* What is needed *
Would you set down every entry shown below, precisely as written?

__________

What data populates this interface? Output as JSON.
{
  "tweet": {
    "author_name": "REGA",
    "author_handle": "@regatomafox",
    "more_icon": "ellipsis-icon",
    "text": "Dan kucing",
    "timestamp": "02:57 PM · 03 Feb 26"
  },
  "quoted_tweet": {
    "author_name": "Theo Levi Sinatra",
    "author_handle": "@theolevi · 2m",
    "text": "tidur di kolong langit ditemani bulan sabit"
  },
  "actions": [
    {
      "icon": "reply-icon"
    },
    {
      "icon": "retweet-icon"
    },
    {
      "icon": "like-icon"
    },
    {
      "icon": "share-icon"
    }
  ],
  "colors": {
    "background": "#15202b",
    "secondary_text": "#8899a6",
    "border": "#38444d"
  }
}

__________

* Full response *
What data populates this interface? Output as JSON.
{
  "tweet": {
    "author_name": "REGA",
    "author_handle": "@regatomafox",
    "more_icon": "ellipsis-icon",
    "text": "Dan kucing",
    "timestamp": "02:57 PM · 03 Feb 26"
  },
  "quoted_tweet": {
    "author_name": "Theo Levi Sinatra",
    "author_handle": "@theolevi · 2m",
    "text": "tidur di kolong langit ditemani bulan sabit"
  },
  "actions": [
    {
      "icon": "reply-icon"
    },
    {
      "icon": "retweet-icon"
    },
    {
      "icon": "like-icon"
    },
    {
      "icon": "share-icon"
    }
  ],
  "colors": {
    "background": "#15202b",
    "secondary_text": "#8899a6",
    "border": "#38444d"
  }
}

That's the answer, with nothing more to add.